Element region listings
******************************

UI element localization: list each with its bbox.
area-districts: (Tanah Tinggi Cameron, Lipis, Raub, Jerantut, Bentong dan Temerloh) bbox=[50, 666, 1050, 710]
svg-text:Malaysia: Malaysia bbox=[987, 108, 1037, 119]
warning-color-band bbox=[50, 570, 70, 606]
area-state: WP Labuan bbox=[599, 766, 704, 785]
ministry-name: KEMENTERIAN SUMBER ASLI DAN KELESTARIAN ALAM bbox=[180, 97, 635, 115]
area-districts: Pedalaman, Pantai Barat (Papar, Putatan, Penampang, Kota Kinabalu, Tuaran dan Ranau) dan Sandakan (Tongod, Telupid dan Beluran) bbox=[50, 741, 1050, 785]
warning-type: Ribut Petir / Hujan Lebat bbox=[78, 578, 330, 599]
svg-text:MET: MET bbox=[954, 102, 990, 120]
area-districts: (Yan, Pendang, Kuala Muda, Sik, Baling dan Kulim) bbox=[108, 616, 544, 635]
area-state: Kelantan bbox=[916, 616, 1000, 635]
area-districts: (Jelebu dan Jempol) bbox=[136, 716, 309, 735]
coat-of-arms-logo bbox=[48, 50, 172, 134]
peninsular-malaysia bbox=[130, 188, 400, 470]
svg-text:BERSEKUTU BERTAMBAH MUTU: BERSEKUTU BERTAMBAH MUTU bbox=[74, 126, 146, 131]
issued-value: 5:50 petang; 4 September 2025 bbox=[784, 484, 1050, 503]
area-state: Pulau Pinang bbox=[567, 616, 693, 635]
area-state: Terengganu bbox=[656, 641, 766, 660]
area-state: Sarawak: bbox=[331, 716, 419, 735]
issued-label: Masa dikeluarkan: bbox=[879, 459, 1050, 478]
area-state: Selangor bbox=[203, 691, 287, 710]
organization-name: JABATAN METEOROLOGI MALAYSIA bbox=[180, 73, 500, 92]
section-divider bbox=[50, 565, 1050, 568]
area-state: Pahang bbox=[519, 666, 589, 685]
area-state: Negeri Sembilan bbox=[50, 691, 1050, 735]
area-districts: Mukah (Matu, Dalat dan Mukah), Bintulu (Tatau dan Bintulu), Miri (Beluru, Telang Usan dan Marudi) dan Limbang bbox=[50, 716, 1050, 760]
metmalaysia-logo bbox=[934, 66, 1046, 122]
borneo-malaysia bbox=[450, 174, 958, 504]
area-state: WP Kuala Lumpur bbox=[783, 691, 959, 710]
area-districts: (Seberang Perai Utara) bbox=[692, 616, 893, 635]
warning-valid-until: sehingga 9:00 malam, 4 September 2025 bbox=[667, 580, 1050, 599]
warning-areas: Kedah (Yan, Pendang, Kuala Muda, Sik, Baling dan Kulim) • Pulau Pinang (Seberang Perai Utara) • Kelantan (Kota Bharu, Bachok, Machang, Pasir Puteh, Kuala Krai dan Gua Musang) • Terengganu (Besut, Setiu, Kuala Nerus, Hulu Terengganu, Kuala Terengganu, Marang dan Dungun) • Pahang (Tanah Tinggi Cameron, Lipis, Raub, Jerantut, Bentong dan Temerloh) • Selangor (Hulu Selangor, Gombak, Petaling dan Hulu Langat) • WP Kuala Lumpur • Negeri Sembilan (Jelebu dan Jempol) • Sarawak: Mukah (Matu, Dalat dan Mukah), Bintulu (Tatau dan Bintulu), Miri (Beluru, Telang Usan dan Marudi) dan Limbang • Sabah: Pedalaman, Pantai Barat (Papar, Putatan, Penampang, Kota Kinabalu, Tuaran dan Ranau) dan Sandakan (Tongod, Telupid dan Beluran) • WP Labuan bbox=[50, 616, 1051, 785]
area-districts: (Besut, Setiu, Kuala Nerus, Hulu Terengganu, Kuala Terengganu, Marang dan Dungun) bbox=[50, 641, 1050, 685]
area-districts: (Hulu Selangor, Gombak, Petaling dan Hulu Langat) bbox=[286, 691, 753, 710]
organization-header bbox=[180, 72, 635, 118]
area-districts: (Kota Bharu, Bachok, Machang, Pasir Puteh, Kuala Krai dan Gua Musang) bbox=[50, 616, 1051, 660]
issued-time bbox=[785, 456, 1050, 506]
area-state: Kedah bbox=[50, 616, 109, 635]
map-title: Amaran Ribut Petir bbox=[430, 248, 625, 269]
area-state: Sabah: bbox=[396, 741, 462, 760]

******************************

GOAL →
Write out every line of the material above as a numbered list, omitting any blank lines.

SOLUTION TO THIS PROBLEM →
1. UI element localization: list each with its bbox.
2. area-districts: (Tanah Tinggi Cameron, Lipis, Raub, Jerantut, Bentong dan Temerloh) bbox=[50, 666, 1050, 710]
3. svg-text:Malaysia: Malaysia bbox=[987, 108, 1037, 119]
4. warning-color-band bbox=[50, 570, 70, 606]
5. area-state: WP Labuan bbox=[599, 766, 704, 785]
6. ministry-name: KEMENTERIAN SUMBER ASLI DAN KELESTARIAN ALAM bbox=[180, 97, 635, 115]
7. area-districts: Pedalaman, Pantai Barat (Papar, Putatan, Penampang, Kota Kinabalu, Tuaran dan Ranau) dan Sandakan (Tongod, Telupid dan Beluran) bbox=[50, 741, 1050, 785]
8. warning-type: Ribut Petir / Hujan Lebat bbox=[78, 578, 330, 599]
9. svg-text:MET: MET bbox=[954, 102, 990, 120]
10. area-districts: (Yan, Pendang, Kuala Muda, Sik, Baling dan Kulim) bbox=[108, 616, 544, 635]
11. area-state: Kelantan bbox=[916, 616, 1000, 635]
12. area-districts: (Jelebu dan Jempol) bbox=[136, 716, 309, 735]
13. coat-of-arms-logo bbox=[48, 50, 172, 134]
14. peninsular-malaysia bbox=[130, 188, 400, 470]
15. svg-text:BERSEKUTU BERTAMBAH MUTU: BERSEKUTU BERTAMBAH MUTU bbox=[74, 126, 146, 131]
16. issued-value: 5:50 petang; 4 September 2025 bbox=[784, 484, 1050, 503]
17. area-state: Pulau Pinang bbox=[567, 616, 693, 635]
18. area-state: Terengganu bbox=[656, 641, 766, 660]
19. area-state: Sarawak: bbox=[331, 716, 419, 735]
20. issued-label: Masa dikeluarkan: bbox=[879, 459, 1050, 478]
21. area-state: Selangor bbox=[203, 691, 287, 710]
22. organization-name: JABATAN METEOROLOGI MALAYSIA bbox=[180, 73, 500, 92]
23. section-divider bbox=[50, 565, 1050, 568]
24. area-state: Pahang bbox=[519, 666, 589, 685]
25. area-state: Negeri Sembilan bbox=[50, 691, 1050, 735]
26. area-districts: Mukah (Matu, Dalat dan Mukah), Bintulu (Tatau dan Bintulu), Miri (Beluru, Telang Usan dan Marudi) dan Limbang bbox=[50, 716, 1050, 760]
27. metmalaysia-logo bbox=[934, 66, 1046, 122]
28. borneo-malaysia bbox=[450, 174, 958, 504]
29. area-state: WP Kuala Lumpur bbox=[783, 691, 959, 710]
30. area-districts: (Seberang Perai Utara) bbox=[692, 616, 893, 635]
31. warning-valid-until: sehingga 9:00 malam, 4 September 2025 bbox=[667, 580, 1050, 599]
32. warning-areas: Kedah (Yan, Pendang, Kuala Muda, Sik, Baling dan Kulim) • Pulau Pinang (Seberang Perai Utara) • Kelantan (Kota Bharu, Bachok, Machang, Pasir Puteh, Kuala Krai dan Gua Musang) • Terengganu (Besut, Setiu, Kuala Nerus, Hulu Terengganu, Kuala Terengganu, Marang dan Dungun) • Pahang (Tanah Tinggi Cameron, Lipis, Raub, Jerantut, Bentong dan Temerloh) • Selangor (Hulu Selangor, Gombak, Petaling dan Hulu Langat) • WP Kuala Lumpur • Negeri Sembilan (Jelebu dan Jempol) • Sarawak: Mukah (Matu, Dalat dan Mukah), Bintulu (Tatau dan Bintulu), Miri (Beluru, Telang Usan dan Marudi) dan Limbang • Sabah: Pedalaman, Pantai Barat (Papar, Putatan, Penampang, Kota Kinabalu, Tuaran dan Ranau) dan Sandakan (Tongod, Telupid dan Beluran) • WP Labuan bbox=[50, 616, 1051, 785]
33. area-districts: (Besut, Setiu, Kuala Nerus, Hulu Terengganu, Kuala Terengganu, Marang dan Dungun) bbox=[50, 641, 1050, 685]
34. area-districts: (Hulu Selangor, Gombak, Petaling dan Hulu Langat) bbox=[286, 691, 753, 710]
35. organization-header bbox=[180, 72, 635, 118]
36. area-districts: (Kota Bharu, Bachok, Machang, Pasir Puteh, Kuala Krai dan Gua Musang) bbox=[50, 616, 1051, 660]
37. issued-time bbox=[785, 456, 1050, 506]
38. area-state: Kedah bbox=[50, 616, 109, 635]
39. map-title: Amaran Ribut Petir bbox=[430, 248, 625, 269]
40. area-state: Sabah: bbox=[396, 741, 462, 760]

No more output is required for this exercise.